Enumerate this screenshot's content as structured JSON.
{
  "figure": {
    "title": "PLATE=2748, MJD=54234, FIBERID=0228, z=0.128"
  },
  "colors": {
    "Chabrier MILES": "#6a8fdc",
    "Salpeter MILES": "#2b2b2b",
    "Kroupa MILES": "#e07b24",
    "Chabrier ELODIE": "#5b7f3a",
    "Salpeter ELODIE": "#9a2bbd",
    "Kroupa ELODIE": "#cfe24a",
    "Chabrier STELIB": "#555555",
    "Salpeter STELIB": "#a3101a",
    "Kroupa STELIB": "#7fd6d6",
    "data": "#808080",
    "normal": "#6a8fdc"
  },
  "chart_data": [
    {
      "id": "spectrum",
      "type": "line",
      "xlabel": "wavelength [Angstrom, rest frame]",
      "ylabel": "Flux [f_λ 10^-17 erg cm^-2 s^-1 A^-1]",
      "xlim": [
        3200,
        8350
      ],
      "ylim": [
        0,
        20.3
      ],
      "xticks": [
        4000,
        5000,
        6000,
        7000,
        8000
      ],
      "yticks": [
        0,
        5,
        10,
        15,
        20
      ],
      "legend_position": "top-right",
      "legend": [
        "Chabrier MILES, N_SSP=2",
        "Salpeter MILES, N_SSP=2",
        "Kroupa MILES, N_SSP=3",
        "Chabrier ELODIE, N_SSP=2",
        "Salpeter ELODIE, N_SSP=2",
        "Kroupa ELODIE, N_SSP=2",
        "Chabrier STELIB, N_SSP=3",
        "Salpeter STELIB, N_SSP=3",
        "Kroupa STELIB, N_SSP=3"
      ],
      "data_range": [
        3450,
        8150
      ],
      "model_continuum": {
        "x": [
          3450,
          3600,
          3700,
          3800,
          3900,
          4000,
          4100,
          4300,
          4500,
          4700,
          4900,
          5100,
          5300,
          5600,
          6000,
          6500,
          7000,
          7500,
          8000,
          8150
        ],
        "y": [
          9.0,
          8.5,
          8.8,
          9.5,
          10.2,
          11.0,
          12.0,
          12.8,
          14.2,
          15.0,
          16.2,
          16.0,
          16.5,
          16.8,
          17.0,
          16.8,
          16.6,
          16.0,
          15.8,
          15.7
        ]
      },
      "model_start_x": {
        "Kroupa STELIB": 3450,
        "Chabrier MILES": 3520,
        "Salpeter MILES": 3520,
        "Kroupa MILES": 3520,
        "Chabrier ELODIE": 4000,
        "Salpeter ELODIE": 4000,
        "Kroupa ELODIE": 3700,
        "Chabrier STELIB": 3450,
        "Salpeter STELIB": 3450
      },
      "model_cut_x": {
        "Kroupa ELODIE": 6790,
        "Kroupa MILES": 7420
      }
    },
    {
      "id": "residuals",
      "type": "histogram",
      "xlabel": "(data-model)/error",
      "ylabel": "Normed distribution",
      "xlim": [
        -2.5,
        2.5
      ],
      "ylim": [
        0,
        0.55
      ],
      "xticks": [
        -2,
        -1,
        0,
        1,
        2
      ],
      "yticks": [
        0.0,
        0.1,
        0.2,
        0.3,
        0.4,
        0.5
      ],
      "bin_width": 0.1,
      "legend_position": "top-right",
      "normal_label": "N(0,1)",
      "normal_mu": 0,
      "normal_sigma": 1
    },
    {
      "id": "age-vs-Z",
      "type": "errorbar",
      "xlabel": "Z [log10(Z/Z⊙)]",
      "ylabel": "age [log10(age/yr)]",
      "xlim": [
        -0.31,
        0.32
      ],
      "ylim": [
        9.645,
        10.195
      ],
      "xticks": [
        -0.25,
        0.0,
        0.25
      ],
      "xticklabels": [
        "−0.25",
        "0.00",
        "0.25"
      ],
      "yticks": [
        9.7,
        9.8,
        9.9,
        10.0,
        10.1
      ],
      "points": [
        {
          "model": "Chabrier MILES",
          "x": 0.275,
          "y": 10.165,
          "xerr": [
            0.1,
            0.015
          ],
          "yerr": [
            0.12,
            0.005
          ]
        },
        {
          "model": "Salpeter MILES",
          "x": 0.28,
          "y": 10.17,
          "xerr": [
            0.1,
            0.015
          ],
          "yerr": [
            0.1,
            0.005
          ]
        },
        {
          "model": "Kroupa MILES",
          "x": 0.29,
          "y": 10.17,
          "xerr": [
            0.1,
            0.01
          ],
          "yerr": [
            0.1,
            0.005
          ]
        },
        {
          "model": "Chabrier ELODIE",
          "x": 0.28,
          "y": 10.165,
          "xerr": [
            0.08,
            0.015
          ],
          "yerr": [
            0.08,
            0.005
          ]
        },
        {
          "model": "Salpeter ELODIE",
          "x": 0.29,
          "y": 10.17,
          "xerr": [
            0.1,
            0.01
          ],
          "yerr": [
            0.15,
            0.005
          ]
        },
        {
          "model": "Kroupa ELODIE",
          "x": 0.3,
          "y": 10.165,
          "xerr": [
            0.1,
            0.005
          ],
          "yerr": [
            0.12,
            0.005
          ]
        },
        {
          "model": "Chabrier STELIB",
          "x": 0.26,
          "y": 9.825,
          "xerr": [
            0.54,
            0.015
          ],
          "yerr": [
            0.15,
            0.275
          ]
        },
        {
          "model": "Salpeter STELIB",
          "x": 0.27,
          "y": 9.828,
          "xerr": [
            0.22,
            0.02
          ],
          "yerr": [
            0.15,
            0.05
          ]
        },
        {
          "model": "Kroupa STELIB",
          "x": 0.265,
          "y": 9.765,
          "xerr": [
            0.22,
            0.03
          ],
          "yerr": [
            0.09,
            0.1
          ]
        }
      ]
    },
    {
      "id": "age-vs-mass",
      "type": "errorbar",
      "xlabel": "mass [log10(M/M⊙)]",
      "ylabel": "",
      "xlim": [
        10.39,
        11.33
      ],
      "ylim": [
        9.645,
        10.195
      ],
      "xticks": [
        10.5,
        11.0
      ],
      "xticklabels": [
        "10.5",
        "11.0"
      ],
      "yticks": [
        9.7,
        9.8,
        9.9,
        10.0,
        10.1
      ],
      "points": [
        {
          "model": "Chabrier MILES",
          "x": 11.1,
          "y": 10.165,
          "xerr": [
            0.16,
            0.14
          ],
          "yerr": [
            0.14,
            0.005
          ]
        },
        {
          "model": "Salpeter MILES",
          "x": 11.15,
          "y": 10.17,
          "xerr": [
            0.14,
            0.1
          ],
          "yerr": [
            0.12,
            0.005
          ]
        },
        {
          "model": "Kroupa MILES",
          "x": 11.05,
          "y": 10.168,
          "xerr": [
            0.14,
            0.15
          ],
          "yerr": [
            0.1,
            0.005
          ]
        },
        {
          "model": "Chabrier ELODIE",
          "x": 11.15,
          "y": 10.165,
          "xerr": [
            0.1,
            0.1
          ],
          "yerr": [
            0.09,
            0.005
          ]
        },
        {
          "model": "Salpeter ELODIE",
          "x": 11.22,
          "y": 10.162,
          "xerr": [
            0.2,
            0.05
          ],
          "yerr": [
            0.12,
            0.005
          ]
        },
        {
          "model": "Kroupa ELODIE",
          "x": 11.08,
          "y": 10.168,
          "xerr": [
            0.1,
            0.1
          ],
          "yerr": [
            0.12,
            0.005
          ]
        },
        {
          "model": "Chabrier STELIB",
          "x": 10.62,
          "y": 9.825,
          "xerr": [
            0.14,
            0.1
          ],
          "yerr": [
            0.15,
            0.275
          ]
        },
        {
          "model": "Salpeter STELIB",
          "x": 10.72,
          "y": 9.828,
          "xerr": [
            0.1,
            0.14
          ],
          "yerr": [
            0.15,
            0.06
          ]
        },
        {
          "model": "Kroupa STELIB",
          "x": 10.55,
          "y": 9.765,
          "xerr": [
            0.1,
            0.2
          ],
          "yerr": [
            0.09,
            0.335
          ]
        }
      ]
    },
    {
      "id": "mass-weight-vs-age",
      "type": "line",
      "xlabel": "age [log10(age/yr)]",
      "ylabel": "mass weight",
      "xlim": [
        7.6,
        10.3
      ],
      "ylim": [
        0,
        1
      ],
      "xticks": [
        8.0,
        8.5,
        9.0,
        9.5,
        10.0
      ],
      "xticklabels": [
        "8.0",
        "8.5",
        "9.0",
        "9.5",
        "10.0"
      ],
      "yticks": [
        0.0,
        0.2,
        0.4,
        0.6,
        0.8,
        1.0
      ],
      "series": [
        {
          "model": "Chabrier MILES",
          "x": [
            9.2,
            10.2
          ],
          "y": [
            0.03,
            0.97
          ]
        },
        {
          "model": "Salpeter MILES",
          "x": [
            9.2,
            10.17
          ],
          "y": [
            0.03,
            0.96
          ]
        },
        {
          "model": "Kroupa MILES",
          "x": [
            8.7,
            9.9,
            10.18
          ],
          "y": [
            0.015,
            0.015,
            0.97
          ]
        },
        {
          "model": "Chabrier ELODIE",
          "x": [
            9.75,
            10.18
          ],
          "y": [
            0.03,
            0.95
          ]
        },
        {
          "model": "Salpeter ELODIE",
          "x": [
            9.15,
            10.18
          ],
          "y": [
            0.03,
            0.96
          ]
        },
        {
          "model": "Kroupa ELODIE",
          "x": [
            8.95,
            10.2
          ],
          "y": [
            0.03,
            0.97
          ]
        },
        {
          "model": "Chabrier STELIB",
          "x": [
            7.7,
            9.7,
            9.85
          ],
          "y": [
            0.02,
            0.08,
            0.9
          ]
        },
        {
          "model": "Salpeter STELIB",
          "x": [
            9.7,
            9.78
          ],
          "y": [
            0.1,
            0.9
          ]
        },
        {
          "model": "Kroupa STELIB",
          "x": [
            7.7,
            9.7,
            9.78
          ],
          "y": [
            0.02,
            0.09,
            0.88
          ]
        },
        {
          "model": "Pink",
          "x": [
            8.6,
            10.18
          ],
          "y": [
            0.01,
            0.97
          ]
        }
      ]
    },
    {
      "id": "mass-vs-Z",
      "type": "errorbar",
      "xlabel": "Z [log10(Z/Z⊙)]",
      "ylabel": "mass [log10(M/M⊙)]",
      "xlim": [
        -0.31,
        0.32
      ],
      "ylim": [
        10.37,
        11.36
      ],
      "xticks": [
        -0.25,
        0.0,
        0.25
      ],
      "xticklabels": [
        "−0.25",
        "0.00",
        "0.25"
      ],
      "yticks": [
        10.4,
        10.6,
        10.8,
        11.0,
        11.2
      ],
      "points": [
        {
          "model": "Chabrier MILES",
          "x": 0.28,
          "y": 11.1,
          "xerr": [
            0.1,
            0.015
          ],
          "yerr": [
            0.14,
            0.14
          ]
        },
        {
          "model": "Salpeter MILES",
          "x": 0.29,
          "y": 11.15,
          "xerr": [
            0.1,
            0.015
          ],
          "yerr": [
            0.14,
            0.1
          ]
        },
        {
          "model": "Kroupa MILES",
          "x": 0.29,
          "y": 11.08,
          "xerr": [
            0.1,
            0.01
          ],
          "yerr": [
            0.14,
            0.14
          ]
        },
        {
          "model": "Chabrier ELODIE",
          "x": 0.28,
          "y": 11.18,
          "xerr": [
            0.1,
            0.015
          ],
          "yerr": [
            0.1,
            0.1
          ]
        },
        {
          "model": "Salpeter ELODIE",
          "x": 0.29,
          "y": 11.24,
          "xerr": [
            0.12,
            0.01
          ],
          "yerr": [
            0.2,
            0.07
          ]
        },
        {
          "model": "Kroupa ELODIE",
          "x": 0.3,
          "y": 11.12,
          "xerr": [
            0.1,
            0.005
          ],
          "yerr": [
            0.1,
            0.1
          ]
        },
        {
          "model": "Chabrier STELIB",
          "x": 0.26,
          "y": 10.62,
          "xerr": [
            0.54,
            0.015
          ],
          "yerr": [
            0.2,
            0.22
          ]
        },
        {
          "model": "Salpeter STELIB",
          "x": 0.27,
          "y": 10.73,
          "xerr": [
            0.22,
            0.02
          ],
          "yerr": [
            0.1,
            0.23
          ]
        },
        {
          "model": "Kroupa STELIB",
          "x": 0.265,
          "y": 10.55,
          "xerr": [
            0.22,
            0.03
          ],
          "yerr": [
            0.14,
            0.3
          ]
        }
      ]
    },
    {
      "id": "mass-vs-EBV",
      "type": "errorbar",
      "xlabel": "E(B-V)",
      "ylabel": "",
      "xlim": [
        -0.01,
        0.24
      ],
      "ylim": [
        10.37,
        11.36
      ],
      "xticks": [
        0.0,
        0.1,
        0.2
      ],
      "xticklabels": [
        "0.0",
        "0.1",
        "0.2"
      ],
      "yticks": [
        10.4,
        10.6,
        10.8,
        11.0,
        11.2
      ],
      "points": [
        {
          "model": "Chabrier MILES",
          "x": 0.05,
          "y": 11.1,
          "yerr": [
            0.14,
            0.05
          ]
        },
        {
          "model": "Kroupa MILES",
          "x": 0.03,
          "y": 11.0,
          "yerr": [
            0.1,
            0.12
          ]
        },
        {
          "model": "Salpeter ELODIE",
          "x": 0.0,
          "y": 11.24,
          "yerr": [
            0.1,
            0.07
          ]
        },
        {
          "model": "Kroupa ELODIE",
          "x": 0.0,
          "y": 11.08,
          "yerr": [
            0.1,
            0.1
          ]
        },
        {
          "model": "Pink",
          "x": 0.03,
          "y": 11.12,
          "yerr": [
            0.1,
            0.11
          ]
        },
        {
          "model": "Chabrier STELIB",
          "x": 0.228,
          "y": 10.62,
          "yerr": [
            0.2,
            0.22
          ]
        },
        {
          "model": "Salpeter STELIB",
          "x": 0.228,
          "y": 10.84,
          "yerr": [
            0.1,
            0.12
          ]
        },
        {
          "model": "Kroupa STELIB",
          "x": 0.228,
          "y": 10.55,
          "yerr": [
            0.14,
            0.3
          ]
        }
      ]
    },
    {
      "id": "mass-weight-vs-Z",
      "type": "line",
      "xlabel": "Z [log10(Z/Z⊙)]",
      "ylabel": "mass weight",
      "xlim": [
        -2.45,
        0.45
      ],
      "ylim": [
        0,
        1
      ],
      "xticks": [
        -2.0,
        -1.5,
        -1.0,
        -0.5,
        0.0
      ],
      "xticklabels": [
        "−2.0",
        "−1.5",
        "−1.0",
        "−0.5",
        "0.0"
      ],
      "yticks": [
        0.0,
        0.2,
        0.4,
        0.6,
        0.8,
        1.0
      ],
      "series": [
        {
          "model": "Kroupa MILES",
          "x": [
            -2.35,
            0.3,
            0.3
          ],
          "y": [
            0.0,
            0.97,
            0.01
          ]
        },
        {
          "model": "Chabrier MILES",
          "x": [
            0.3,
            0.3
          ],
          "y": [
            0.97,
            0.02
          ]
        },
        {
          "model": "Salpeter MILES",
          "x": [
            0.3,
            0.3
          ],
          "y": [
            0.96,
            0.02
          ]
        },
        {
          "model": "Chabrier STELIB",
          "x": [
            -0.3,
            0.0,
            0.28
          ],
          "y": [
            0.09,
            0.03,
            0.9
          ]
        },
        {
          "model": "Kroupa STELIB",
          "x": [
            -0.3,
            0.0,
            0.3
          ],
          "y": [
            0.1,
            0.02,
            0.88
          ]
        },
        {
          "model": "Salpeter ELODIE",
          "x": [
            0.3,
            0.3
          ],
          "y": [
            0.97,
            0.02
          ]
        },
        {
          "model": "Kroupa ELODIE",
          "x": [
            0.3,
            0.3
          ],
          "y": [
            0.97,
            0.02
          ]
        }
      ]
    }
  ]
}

> [Written task]:
Each line holding "mass" must be found and copied.

> [Problem solution]:
      "id": "age-vs-mass",
      "xlabel": "mass [log10(M/M⊙)]",
      "id": "mass-weight-vs-age",
      "ylabel": "mass weight",
      "id": "mass-vs-Z",
      "ylabel": "mass [log10(M/M⊙)]",
      "id": "mass-vs-EBV",
      "id": "mass-weight-vs-Z",
      "ylabel": "mass weight",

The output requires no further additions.